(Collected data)
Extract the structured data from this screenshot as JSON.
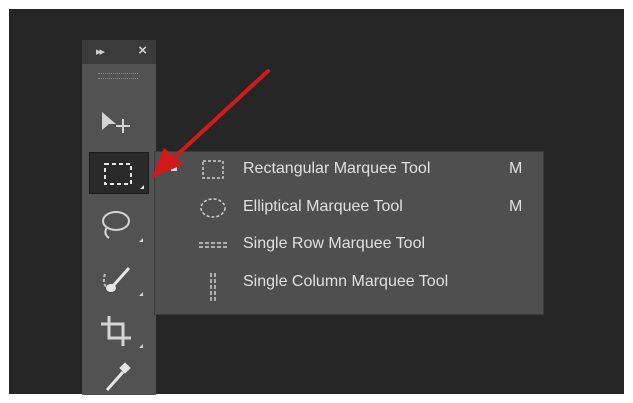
{
  "toolbar": {
    "collapse_glyph": "▸▸",
    "close_glyph": "×",
    "tools": [
      {
        "name": "move-tool",
        "icon": "move-icon"
      },
      {
        "name": "rectangular-marquee-tool",
        "icon": "rectangular-marquee-icon",
        "active": true
      },
      {
        "name": "lasso-tool",
        "icon": "lasso-icon"
      },
      {
        "name": "quick-selection-tool",
        "icon": "quick-selection-brush-icon"
      },
      {
        "name": "crop-tool",
        "icon": "crop-icon"
      },
      {
        "name": "eyedropper-tool",
        "icon": "eyedropper-icon"
      }
    ]
  },
  "flyout": {
    "items": [
      {
        "label": "Rectangular Marquee Tool",
        "shortcut": "M",
        "icon": "rectangular-marquee-icon",
        "selected": true
      },
      {
        "label": "Elliptical Marquee Tool",
        "shortcut": "M",
        "icon": "elliptical-marquee-icon",
        "selected": false
      },
      {
        "label": "Single Row Marquee Tool",
        "shortcut": "",
        "icon": "single-row-marquee-icon",
        "selected": false
      },
      {
        "label": "Single Column Marquee Tool",
        "shortcut": "",
        "icon": "single-column-marquee-icon",
        "selected": false
      }
    ]
  },
  "colors": {
    "background": "#262626",
    "panel": "#525252",
    "flyout": "#4f4f4f",
    "text": "#e0e0e0",
    "arrow": "#d11a1a"
  }
}
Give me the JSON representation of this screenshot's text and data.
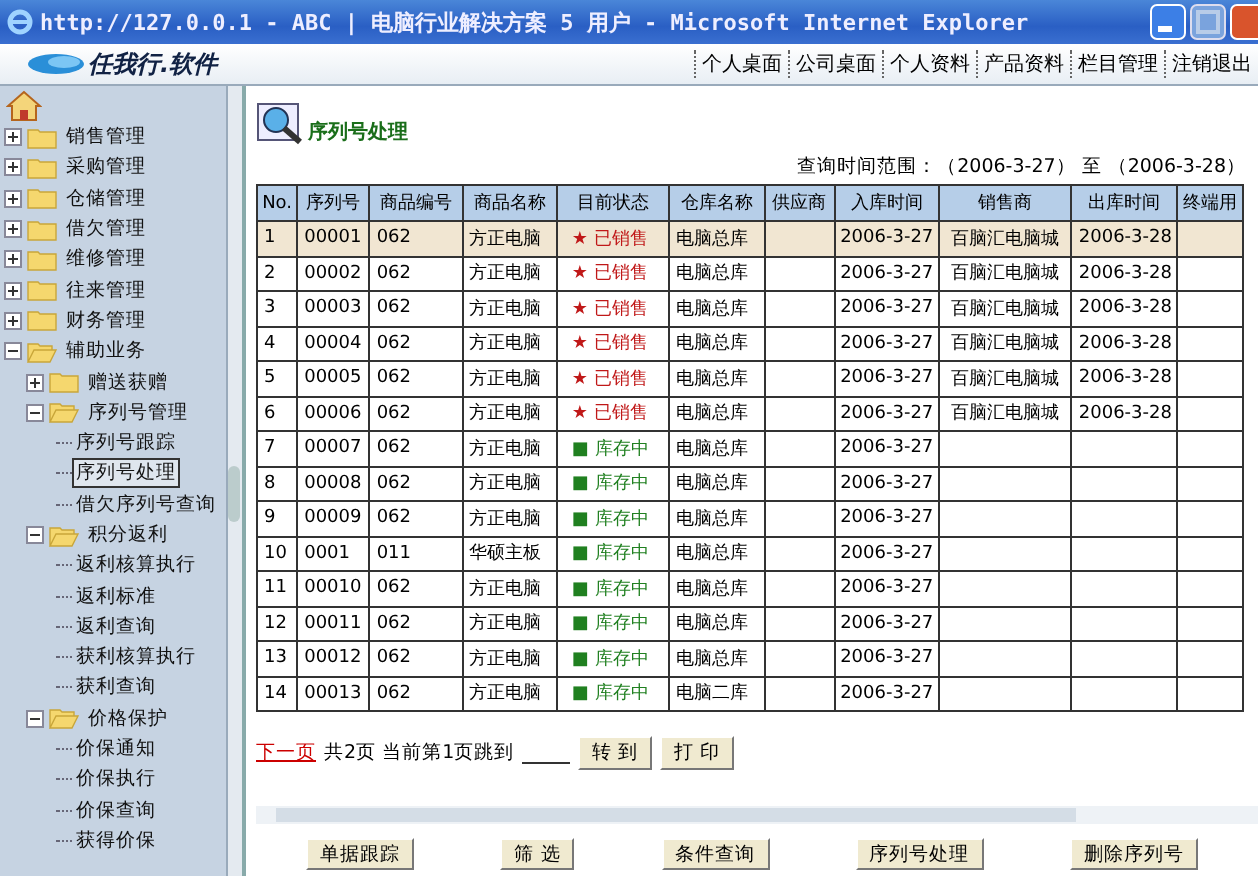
{
  "window": {
    "title": "http://127.0.0.1 - ABC  | 电脑行业解决方案 5 用户 - Microsoft Internet Explorer"
  },
  "header": {
    "logo": "任我行.软件",
    "nav": [
      "个人桌面",
      "公司桌面",
      "个人资料",
      "产品资料",
      "栏目管理",
      "注销退出"
    ]
  },
  "sidebar": {
    "items": [
      {
        "label": "销售管理",
        "kind": "folder",
        "expanded": false,
        "selected": false
      },
      {
        "label": "采购管理",
        "kind": "folder",
        "expanded": false,
        "selected": false
      },
      {
        "label": "仓储管理",
        "kind": "folder",
        "expanded": false,
        "selected": false
      },
      {
        "label": "借欠管理",
        "kind": "folder",
        "expanded": false,
        "selected": false
      },
      {
        "label": "维修管理",
        "kind": "folder",
        "expanded": false,
        "selected": false
      },
      {
        "label": "往来管理",
        "kind": "folder",
        "expanded": false,
        "selected": false
      },
      {
        "label": "财务管理",
        "kind": "folder",
        "expanded": false,
        "selected": false
      },
      {
        "label": "辅助业务",
        "kind": "folder",
        "expanded": true,
        "selected": false,
        "children": [
          {
            "label": "赠送获赠",
            "kind": "folder",
            "expanded": false,
            "selected": false
          },
          {
            "label": "序列号管理",
            "kind": "folder",
            "expanded": true,
            "selected": false,
            "children": [
              {
                "label": "序列号跟踪",
                "kind": "leaf",
                "selected": false
              },
              {
                "label": "序列号处理",
                "kind": "leaf",
                "selected": true
              },
              {
                "label": "借欠序列号查询",
                "kind": "leaf",
                "selected": false
              }
            ]
          },
          {
            "label": "积分返利",
            "kind": "folder",
            "expanded": true,
            "selected": false,
            "children": [
              {
                "label": "返利核算执行",
                "kind": "leaf",
                "selected": false
              },
              {
                "label": "返利标准",
                "kind": "leaf",
                "selected": false
              },
              {
                "label": "返利查询",
                "kind": "leaf",
                "selected": false
              },
              {
                "label": "获利核算执行",
                "kind": "leaf",
                "selected": false
              },
              {
                "label": "获利查询",
                "kind": "leaf",
                "selected": false
              }
            ]
          },
          {
            "label": "价格保护",
            "kind": "folder",
            "expanded": true,
            "selected": false,
            "children": [
              {
                "label": "价保通知",
                "kind": "leaf",
                "selected": false
              },
              {
                "label": "价保执行",
                "kind": "leaf",
                "selected": false
              },
              {
                "label": "价保查询",
                "kind": "leaf",
                "selected": false
              },
              {
                "label": "获得价保",
                "kind": "leaf",
                "selected": false
              }
            ]
          }
        ]
      }
    ]
  },
  "page": {
    "title": "序列号处理",
    "query_range": "查询时间范围：（2006-3-27） 至 （2006-3-28）"
  },
  "table": {
    "columns": [
      "No.",
      "序列号",
      "商品编号",
      "商品名称",
      "目前状态",
      "仓库名称",
      "供应商",
      "入库时间",
      "销售商",
      "出库时间",
      "终端用"
    ],
    "rows": [
      {
        "selected": true,
        "color": "#c01818",
        "cells": [
          "1",
          "00001",
          "062",
          "方正电脑",
          "★ 已销售",
          "电脑总库",
          "",
          "2006-3-27",
          "百脑汇电脑城",
          "2006-3-28",
          ""
        ]
      },
      {
        "selected": false,
        "color": "#c01818",
        "cells": [
          "2",
          "00002",
          "062",
          "方正电脑",
          "★ 已销售",
          "电脑总库",
          "",
          "2006-3-27",
          "百脑汇电脑城",
          "2006-3-28",
          ""
        ]
      },
      {
        "selected": false,
        "color": "#c01818",
        "cells": [
          "3",
          "00003",
          "062",
          "方正电脑",
          "★ 已销售",
          "电脑总库",
          "",
          "2006-3-27",
          "百脑汇电脑城",
          "2006-3-28",
          ""
        ]
      },
      {
        "selected": false,
        "color": "#c01818",
        "cells": [
          "4",
          "00004",
          "062",
          "方正电脑",
          "★ 已销售",
          "电脑总库",
          "",
          "2006-3-27",
          "百脑汇电脑城",
          "2006-3-28",
          ""
        ]
      },
      {
        "selected": false,
        "color": "#c01818",
        "cells": [
          "5",
          "00005",
          "062",
          "方正电脑",
          "★ 已销售",
          "电脑总库",
          "",
          "2006-3-27",
          "百脑汇电脑城",
          "2006-3-28",
          ""
        ]
      },
      {
        "selected": false,
        "color": "#c01818",
        "cells": [
          "6",
          "00006",
          "062",
          "方正电脑",
          "★ 已销售",
          "电脑总库",
          "",
          "2006-3-27",
          "百脑汇电脑城",
          "2006-3-28",
          ""
        ]
      },
      {
        "selected": false,
        "color": "#208020",
        "cells": [
          "7",
          "00007",
          "062",
          "方正电脑",
          "■ 库存中",
          "电脑总库",
          "",
          "2006-3-27",
          "",
          "",
          ""
        ]
      },
      {
        "selected": false,
        "color": "#208020",
        "cells": [
          "8",
          "00008",
          "062",
          "方正电脑",
          "■ 库存中",
          "电脑总库",
          "",
          "2006-3-27",
          "",
          "",
          ""
        ]
      },
      {
        "selected": false,
        "color": "#208020",
        "cells": [
          "9",
          "00009",
          "062",
          "方正电脑",
          "■ 库存中",
          "电脑总库",
          "",
          "2006-3-27",
          "",
          "",
          ""
        ]
      },
      {
        "selected": false,
        "color": "#208020",
        "cells": [
          "10",
          "0001",
          "011",
          "华硕主板",
          "■ 库存中",
          "电脑总库",
          "",
          "2006-3-27",
          "",
          "",
          ""
        ]
      },
      {
        "selected": false,
        "color": "#208020",
        "cells": [
          "11",
          "00010",
          "062",
          "方正电脑",
          "■ 库存中",
          "电脑总库",
          "",
          "2006-3-27",
          "",
          "",
          ""
        ]
      },
      {
        "selected": false,
        "color": "#208020",
        "cells": [
          "12",
          "00011",
          "062",
          "方正电脑",
          "■ 库存中",
          "电脑总库",
          "",
          "2006-3-27",
          "",
          "",
          ""
        ]
      },
      {
        "selected": false,
        "color": "#208020",
        "cells": [
          "13",
          "00012",
          "062",
          "方正电脑",
          "■ 库存中",
          "电脑总库",
          "",
          "2006-3-27",
          "",
          "",
          ""
        ]
      },
      {
        "selected": false,
        "color": "#208020",
        "cells": [
          "14",
          "00013",
          "062",
          "方正电脑",
          "■ 库存中",
          "电脑二库",
          "",
          "2006-3-27",
          "",
          "",
          ""
        ]
      }
    ]
  },
  "pager": {
    "next": "下一页",
    "info": "共2页 当前第1页跳到",
    "go": "转 到",
    "print": "打 印"
  },
  "buttons": [
    "单据跟踪",
    "筛 选",
    "条件查询",
    "序列号处理",
    "删除序列号"
  ]
}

[Task instructions]:
Find the string "true" in the entries above and return each line that holds it.

[Solved exercise]:
        "active": true
        "selected": true
        "expanded": true,
            "expanded": true,
                "selected": true
            "expanded": true,
            "expanded": true,
        "selected": true,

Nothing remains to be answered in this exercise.